TASK DESCRIPTION:
Reproduce all the entries precisely.
────────
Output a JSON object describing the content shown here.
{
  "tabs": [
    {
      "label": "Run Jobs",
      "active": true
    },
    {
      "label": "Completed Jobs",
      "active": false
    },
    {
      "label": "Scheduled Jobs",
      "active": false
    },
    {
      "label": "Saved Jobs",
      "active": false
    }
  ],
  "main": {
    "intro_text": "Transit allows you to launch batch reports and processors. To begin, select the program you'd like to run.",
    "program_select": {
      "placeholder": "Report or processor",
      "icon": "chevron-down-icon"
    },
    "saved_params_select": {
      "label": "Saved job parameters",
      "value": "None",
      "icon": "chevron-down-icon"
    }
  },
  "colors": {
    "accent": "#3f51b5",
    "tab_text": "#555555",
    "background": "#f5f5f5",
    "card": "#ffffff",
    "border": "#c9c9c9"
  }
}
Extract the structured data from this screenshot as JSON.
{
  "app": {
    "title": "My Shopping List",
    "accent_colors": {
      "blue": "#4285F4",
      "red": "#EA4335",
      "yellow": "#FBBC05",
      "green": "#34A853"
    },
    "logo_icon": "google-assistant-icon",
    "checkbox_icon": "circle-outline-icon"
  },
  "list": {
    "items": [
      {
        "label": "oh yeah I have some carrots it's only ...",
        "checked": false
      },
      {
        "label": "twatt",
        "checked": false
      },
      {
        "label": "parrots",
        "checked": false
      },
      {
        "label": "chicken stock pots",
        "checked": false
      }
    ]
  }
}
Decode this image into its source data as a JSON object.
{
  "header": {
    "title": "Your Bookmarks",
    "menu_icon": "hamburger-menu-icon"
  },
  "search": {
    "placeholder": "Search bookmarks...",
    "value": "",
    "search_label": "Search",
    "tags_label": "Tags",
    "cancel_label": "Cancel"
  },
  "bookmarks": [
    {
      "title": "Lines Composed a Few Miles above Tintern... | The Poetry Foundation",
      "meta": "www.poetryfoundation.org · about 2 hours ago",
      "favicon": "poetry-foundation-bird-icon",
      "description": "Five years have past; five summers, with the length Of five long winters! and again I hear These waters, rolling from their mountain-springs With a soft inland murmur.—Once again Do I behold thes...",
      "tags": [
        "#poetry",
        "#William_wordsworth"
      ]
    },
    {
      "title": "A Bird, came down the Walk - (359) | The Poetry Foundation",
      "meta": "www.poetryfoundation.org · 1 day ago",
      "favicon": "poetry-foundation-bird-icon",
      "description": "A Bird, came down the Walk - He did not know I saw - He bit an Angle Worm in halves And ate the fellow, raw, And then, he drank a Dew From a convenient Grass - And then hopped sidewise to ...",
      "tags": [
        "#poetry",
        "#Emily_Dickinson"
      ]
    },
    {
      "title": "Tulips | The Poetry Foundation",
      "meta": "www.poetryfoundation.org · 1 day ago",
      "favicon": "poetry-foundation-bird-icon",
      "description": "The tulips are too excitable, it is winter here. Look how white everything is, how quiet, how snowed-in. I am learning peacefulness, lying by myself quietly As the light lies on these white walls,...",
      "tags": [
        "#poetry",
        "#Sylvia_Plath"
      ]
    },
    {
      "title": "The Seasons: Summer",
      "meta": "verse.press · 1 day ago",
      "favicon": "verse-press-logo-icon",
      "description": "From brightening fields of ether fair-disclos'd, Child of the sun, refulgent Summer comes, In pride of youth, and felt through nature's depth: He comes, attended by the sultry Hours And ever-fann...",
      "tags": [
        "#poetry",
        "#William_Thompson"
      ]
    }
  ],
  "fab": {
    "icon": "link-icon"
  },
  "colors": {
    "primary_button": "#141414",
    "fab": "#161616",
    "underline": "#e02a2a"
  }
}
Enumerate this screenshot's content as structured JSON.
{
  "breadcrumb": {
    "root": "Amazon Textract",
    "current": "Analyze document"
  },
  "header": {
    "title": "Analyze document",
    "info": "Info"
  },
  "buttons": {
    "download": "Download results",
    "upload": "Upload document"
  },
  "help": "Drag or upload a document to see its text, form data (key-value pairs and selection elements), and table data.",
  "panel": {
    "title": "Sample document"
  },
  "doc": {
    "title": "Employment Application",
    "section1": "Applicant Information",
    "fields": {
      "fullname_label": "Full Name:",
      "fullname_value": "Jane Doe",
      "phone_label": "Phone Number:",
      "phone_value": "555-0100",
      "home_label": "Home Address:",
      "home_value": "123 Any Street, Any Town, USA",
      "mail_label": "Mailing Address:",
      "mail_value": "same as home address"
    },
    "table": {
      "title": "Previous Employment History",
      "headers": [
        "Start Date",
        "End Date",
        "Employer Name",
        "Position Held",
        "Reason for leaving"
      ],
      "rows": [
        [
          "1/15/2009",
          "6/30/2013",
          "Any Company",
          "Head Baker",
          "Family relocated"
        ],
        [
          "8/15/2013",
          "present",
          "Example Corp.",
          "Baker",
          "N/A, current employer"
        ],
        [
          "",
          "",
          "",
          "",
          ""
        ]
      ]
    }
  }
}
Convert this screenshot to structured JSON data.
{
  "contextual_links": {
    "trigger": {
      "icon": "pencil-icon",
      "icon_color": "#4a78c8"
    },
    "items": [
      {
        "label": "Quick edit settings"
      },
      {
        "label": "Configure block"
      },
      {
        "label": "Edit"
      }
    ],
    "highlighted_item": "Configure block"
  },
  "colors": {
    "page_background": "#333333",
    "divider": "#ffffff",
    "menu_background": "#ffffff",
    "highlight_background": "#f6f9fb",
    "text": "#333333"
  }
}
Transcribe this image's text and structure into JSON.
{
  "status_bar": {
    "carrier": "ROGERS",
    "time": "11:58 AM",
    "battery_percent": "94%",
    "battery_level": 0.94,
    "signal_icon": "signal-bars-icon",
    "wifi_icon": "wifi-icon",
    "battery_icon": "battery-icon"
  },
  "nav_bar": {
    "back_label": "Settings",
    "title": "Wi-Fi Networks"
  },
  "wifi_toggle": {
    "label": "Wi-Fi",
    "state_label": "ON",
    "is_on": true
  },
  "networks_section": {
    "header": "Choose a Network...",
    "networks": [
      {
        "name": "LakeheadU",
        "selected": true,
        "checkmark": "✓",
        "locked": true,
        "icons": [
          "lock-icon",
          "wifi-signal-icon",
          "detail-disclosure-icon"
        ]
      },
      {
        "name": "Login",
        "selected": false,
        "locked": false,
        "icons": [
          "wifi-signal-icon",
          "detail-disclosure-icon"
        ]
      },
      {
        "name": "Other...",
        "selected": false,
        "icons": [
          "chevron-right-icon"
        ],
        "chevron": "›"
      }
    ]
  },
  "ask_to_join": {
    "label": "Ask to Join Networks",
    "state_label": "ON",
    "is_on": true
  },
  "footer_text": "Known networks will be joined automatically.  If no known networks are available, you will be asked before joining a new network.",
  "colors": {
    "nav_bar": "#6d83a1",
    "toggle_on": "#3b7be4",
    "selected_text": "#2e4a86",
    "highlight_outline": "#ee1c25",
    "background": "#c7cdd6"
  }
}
────────
COMPLETE ANSWER:
Output a JSON object describing the content shown here.
{
  "tabs": [
    {
      "label": "Run Jobs",
      "active": true
    },
    {
      "label": "Completed Jobs",
      "active": false
    },
    {
      "label": "Scheduled Jobs",
      "active": false
    },
    {
      "label": "Saved Jobs",
      "active": false
    }
  ],
  "main": {
    "intro_text": "Transit allows you to launch batch reports and processors. To begin, select the program you'd like to run.",
    "program_select": {
      "placeholder": "Report or processor",
      "icon": "chevron-down-icon"
    },
    "saved_params_select": {
      "label": "Saved job parameters",
      "value": "None",
      "icon": "chevron-down-icon"
    }
  },
  "colors": {
    "accent": "#3f51b5",
    "tab_text": "#555555",
    "background": "#f5f5f5",
    "card": "#ffffff",
    "border": "#c9c9c9"
  }
}
Extract the structured data from this screenshot as JSON.
{
  "app": {
    "title": "My Shopping List",
    "accent_colors": {
      "blue": "#4285F4",
      "red": "#EA4335",
      "yellow": "#FBBC05",
      "green": "#34A853"
    },
    "logo_icon": "google-assistant-icon",
    "checkbox_icon": "circle-outline-icon"
  },
  "list": {
    "items": [
      {
        "label": "oh yeah I have some carrots it's only ...",
        "checked": false
      },
      {
        "label": "twatt",
        "checked": false
      },
      {
        "label": "parrots",
        "checked": false
      },
      {
        "label": "chicken stock pots",
        "checked": false
      }
    ]
  }
}
Decode this image into its source data as a JSON object.
{
  "header": {
    "title": "Your Bookmarks",
    "menu_icon": "hamburger-menu-icon"
  },
  "search": {
    "placeholder": "Search bookmarks...",
    "value": "",
    "search_label": "Search",
    "tags_label": "Tags",
    "cancel_label": "Cancel"
  },
  "bookmarks": [
    {
      "title": "Lines Composed a Few Miles above Tintern... | The Poetry Foundation",
      "meta": "www.poetryfoundation.org · about 2 hours ago",
      "favicon": "poetry-foundation-bird-icon",
      "description": "Five years have past; five summers, with the length Of five long winters! and again I hear These waters, rolling from their mountain-springs With a soft inland murmur.—Once again Do I behold thes...",
      "tags": [
        "#poetry",
        "#William_wordsworth"
      ]
    },
    {
      "title": "A Bird, came down the Walk - (359) | The Poetry Foundation",
      "meta": "www.poetryfoundation.org · 1 day ago",
      "favicon": "poetry-foundation-bird-icon",
      "description": "A Bird, came down the Walk - He did not know I saw - He bit an Angle Worm in halves And ate the fellow, raw, And then, he drank a Dew From a convenient Grass - And then hopped sidewise to ...",
      "tags": [
        "#poetry",
        "#Emily_Dickinson"
      ]
    },
    {
      "title": "Tulips | The Poetry Foundation",
      "meta": "www.poetryfoundation.org · 1 day ago",
      "favicon": "poetry-foundation-bird-icon",
      "description": "The tulips are too excitable, it is winter here. Look how white everything is, how quiet, how snowed-in. I am learning peacefulness, lying by myself quietly As the light lies on these white walls,...",
      "tags": [
        "#poetry",
        "#Sylvia_Plath"
      ]
    },
    {
      "title": "The Seasons: Summer",
      "meta": "verse.press · 1 day ago",
      "favicon": "verse-press-logo-icon",
      "description": "From brightening fields of ether fair-disclos'd, Child of the sun, refulgent Summer comes, In pride of youth, and felt through nature's depth: He comes, attended by the sultry Hours And ever-fann...",
      "tags": [
        "#poetry",
        "#William_Thompson"
      ]
    }
  ],
  "fab": {
    "icon": "link-icon"
  },
  "colors": {
    "primary_button": "#141414",
    "fab": "#161616",
    "underline": "#e02a2a"
  }
}
Enumerate this screenshot's content as structured JSON.
{
  "breadcrumb": {
    "root": "Amazon Textract",
    "current": "Analyze document"
  },
  "header": {
    "title": "Analyze document",
    "info": "Info"
  },
  "buttons": {
    "download": "Download results",
    "upload": "Upload document"
  },
  "help": "Drag or upload a document to see its text, form data (key-value pairs and selection elements), and table data.",
  "panel": {
    "title": "Sample document"
  },
  "doc": {
    "title": "Employment Application",
    "section1": "Applicant Information",
    "fields": {
      "fullname_label": "Full Name:",
      "fullname_value": "Jane Doe",
      "phone_label": "Phone Number:",
      "phone_value": "555-0100",
      "home_label": "Home Address:",
      "home_value": "123 Any Street, Any Town, USA",
      "mail_label": "Mailing Address:",
      "mail_value": "same as home address"
    },
    "table": {
      "title": "Previous Employment History",
      "headers": [
        "Start Date",
        "End Date",
        "Employer Name",
        "Position Held",
        "Reason for leaving"
      ],
      "rows": [
        [
          "1/15/2009",
          "6/30/2013",
          "Any Company",
          "Head Baker",
          "Family relocated"
        ],
        [
          "8/15/2013",
          "present",
          "Example Corp.",
          "Baker",
          "N/A, current employer"
        ],
        [
          "",
          "",
          "",
          "",
          ""
        ]
      ]
    }
  }
}
Convert this screenshot to structured JSON data.
{
  "contextual_links": {
    "trigger": {
      "icon": "pencil-icon",
      "icon_color": "#4a78c8"
    },
    "items": [
      {
        "label": "Quick edit settings"
      },
      {
        "label": "Configure block"
      },
      {
        "label": "Edit"
      }
    ],
    "highlighted_item": "Configure block"
  },
  "colors": {
    "page_background": "#333333",
    "divider": "#ffffff",
    "menu_background": "#ffffff",
    "highlight_background": "#f6f9fb",
    "text": "#333333"
  }
}
Transcribe this image's text and structure into JSON.
{
  "status_bar": {
    "carrier": "ROGERS",
    "time": "11:58 AM",
    "battery_percent": "94%",
    "battery_level": 0.94,
    "signal_icon": "signal-bars-icon",
    "wifi_icon": "wifi-icon",
    "battery_icon": "battery-icon"
  },
  "nav_bar": {
    "back_label": "Settings",
    "title": "Wi-Fi Networks"
  },
  "wifi_toggle": {
    "label": "Wi-Fi",
    "state_label": "ON",
    "is_on": true
  },
  "networks_section": {
    "header": "Choose a Network...",
    "networks": [
      {
        "name": "LakeheadU",
        "selected": true,
        "checkmark": "✓",
        "locked": true,
        "icons": [
          "lock-icon",
          "wifi-signal-icon",
          "detail-disclosure-icon"
        ]
      },
      {
        "name": "Login",
        "selected": false,
        "locked": false,
        "icons": [
          "wifi-signal-icon",
          "detail-disclosure-icon"
        ]
      },
      {
        "name": "Other...",
        "selected": false,
        "icons": [
          "chevron-right-icon"
        ],
        "chevron": "›"
      }
    ]
  },
  "ask_to_join": {
    "label": "Ask to Join Networks",
    "state_label": "ON",
    "is_on": true
  },
  "footer_text": "Known networks will be joined automatically.  If no known networks are available, you will be asked before joining a new network.",
  "colors": {
    "nav_bar": "#6d83a1",
    "toggle_on": "#3b7be4",
    "selected_text": "#2e4a86",
    "highlight_outline": "#ee1c25",
    "background": "#c7cdd6"
  }
}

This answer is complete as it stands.